====== Available records

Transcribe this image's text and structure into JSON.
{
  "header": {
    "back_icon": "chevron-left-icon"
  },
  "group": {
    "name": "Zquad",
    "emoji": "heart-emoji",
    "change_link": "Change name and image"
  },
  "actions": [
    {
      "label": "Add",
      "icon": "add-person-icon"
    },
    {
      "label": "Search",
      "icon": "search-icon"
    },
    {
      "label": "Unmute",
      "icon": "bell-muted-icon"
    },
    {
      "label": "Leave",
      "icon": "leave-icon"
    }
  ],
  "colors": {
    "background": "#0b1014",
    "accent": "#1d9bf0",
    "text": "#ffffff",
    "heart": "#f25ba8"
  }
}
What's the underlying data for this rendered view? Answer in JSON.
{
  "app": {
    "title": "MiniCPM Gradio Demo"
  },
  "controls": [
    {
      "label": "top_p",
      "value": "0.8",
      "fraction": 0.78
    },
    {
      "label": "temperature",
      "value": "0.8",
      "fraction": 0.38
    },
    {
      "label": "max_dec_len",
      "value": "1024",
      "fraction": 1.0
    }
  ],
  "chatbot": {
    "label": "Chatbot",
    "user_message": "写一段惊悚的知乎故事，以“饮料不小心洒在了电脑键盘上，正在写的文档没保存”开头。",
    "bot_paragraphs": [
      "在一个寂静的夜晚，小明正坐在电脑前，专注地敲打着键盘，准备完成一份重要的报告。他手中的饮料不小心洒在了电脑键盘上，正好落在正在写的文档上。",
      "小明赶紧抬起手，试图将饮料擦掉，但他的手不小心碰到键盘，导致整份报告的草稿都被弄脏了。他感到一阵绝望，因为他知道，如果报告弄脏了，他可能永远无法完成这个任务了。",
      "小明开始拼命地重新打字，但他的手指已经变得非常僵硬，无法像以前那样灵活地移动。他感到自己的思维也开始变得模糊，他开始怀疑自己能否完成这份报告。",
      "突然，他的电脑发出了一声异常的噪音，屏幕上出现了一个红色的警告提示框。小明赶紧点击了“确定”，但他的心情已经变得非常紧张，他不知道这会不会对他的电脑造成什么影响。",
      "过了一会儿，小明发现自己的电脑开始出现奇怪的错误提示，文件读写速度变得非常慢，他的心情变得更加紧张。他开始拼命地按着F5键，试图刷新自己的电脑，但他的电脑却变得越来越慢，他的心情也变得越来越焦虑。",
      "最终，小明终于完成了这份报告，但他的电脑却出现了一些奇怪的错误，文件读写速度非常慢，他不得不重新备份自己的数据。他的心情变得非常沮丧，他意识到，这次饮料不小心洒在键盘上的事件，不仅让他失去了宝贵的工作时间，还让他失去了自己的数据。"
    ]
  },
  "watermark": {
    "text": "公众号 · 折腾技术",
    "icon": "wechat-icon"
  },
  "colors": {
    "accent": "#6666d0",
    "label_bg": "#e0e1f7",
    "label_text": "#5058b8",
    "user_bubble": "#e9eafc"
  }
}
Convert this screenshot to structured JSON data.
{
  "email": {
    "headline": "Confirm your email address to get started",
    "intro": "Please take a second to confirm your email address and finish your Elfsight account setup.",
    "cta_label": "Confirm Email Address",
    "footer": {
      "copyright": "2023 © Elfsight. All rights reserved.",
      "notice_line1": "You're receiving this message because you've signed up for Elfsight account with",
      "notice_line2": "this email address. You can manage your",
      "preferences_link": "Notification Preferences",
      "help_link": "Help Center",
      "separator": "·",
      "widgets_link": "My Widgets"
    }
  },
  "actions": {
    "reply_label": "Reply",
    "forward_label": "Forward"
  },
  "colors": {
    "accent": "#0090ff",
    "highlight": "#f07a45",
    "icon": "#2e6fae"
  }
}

============
====== Available records

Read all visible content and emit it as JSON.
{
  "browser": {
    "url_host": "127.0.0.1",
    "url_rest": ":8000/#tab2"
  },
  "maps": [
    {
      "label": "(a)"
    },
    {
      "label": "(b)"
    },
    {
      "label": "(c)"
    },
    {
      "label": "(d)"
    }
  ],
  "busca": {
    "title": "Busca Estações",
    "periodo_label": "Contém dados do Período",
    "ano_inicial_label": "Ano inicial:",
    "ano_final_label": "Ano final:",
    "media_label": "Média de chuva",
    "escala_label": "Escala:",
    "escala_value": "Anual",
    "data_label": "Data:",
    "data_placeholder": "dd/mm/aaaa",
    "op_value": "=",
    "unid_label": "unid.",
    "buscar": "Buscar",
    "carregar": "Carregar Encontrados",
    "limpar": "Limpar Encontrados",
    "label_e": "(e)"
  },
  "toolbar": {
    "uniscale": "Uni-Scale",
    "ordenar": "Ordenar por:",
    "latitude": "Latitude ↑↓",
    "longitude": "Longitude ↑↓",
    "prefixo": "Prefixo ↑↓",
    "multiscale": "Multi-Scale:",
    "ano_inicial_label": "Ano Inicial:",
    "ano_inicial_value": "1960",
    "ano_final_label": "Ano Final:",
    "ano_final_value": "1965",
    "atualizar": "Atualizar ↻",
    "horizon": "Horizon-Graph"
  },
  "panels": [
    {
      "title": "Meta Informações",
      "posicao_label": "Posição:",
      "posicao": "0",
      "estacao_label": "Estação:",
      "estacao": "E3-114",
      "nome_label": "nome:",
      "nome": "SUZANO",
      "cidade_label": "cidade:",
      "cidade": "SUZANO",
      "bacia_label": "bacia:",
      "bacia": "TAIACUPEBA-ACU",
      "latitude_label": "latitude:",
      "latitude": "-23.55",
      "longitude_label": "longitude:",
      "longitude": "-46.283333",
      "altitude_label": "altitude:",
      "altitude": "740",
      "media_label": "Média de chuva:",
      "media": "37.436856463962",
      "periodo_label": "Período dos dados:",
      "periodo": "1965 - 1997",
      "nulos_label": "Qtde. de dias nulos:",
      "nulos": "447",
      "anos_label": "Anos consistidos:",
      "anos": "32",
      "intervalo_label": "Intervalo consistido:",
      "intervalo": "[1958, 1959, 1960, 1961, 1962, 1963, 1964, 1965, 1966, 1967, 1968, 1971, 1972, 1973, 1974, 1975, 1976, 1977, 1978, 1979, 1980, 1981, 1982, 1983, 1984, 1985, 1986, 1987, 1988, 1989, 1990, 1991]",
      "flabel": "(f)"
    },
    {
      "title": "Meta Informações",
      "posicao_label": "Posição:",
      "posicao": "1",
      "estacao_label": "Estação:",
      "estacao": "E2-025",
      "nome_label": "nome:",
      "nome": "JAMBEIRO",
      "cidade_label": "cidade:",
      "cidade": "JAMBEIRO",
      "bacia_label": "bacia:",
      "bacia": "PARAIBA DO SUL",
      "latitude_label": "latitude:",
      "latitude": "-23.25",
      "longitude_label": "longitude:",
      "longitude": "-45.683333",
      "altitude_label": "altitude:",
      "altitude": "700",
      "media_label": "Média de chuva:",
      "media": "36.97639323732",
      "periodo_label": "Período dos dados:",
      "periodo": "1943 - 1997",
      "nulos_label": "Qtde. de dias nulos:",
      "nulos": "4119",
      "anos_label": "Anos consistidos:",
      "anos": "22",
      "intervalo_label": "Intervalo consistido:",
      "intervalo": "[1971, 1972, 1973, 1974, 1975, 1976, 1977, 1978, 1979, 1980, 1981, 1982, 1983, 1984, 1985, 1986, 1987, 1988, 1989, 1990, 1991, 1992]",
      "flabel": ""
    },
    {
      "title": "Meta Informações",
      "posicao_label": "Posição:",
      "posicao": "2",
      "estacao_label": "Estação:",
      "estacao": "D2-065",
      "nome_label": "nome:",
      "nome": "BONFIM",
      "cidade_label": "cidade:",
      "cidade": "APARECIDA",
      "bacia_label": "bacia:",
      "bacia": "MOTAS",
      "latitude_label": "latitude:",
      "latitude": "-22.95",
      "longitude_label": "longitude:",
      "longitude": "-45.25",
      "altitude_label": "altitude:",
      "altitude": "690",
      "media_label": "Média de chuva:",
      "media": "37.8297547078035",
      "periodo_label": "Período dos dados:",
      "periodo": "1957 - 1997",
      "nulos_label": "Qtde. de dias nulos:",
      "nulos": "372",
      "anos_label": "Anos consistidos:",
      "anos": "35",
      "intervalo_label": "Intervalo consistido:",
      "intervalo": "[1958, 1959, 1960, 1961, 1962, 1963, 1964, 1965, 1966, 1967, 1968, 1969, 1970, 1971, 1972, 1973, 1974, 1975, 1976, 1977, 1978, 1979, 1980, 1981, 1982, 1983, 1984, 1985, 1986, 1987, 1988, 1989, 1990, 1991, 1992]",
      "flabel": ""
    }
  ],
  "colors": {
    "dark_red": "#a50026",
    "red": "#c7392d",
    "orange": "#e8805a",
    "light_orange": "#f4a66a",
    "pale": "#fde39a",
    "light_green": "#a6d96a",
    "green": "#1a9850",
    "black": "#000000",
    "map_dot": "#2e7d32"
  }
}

============

*The problem:* Go through the listing above and pull out each line containing the word "your".

*Task result:*
    "headline": "Confirm your email address to get started",
    "intro": "Please take a second to confirm your email address and finish your Elfsight account setup.",
      "notice_line2": "this email address. You can manage your",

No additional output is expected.